Please list all lines of the material below in which the string "What" occurs.

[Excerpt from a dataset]
--- Start ---
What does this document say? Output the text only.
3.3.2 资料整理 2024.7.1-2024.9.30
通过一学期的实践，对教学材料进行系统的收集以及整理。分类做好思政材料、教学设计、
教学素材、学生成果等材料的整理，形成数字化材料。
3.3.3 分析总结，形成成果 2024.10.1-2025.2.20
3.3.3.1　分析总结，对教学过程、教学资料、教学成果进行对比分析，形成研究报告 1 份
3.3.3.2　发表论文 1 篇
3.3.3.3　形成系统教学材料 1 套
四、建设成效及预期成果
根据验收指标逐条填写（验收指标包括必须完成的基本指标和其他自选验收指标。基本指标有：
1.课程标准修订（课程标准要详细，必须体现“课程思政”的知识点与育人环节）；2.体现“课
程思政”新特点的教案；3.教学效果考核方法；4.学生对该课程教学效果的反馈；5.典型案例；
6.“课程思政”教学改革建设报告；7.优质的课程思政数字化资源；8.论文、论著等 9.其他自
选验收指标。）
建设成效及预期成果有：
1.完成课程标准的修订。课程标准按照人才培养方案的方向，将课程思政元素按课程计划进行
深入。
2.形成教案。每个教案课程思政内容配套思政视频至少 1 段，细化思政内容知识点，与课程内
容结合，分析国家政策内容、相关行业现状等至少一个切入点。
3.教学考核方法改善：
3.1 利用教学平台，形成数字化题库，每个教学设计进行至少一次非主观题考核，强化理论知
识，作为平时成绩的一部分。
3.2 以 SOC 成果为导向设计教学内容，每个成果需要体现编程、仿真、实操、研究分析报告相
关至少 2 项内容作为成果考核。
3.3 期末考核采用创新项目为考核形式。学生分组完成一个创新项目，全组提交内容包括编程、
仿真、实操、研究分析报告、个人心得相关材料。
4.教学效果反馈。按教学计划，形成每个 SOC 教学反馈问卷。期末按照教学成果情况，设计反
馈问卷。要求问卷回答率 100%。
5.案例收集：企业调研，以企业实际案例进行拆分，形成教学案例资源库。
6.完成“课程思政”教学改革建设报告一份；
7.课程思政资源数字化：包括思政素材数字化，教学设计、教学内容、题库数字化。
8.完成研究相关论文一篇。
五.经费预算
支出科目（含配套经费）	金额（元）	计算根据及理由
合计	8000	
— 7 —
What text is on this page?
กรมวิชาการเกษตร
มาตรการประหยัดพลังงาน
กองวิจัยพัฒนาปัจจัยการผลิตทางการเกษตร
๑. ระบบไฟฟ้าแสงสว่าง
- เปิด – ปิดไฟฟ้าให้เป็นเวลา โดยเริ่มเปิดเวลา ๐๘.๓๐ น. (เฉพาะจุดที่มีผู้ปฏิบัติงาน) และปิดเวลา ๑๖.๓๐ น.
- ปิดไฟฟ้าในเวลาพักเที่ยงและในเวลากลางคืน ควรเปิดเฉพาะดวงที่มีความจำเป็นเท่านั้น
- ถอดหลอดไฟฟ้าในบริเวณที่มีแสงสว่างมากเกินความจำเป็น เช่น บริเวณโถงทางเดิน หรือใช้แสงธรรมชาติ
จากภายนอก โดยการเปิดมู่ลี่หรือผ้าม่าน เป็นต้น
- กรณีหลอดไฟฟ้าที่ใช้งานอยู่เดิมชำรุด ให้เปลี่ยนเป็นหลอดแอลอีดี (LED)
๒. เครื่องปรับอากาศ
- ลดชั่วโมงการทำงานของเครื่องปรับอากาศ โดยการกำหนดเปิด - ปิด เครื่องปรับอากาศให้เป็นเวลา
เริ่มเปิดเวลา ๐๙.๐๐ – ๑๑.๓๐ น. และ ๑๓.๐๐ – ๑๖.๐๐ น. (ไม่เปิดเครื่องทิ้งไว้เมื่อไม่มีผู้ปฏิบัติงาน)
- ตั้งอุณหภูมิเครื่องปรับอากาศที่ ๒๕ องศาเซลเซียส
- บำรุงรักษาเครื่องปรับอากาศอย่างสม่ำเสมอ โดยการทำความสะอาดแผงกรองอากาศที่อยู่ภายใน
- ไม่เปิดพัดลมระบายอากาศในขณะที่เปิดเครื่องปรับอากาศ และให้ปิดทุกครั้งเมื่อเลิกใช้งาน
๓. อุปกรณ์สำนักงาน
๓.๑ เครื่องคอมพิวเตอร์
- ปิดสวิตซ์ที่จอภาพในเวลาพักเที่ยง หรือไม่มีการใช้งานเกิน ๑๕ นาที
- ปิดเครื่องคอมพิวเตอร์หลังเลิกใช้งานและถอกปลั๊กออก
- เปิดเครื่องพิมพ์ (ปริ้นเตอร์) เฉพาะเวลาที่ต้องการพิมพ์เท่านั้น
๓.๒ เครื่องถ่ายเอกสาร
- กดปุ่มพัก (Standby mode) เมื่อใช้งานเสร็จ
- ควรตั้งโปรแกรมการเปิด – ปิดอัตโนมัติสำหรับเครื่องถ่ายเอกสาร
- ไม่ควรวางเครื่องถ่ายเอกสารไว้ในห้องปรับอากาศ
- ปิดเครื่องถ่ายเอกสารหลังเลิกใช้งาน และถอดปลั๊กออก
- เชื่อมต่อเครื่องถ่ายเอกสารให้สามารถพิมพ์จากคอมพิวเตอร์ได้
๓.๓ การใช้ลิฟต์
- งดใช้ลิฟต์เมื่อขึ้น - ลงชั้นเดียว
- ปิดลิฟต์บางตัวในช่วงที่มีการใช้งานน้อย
--- End ---
* Answer to the exercise
What does this document say? Output the text only.
What text is on this page?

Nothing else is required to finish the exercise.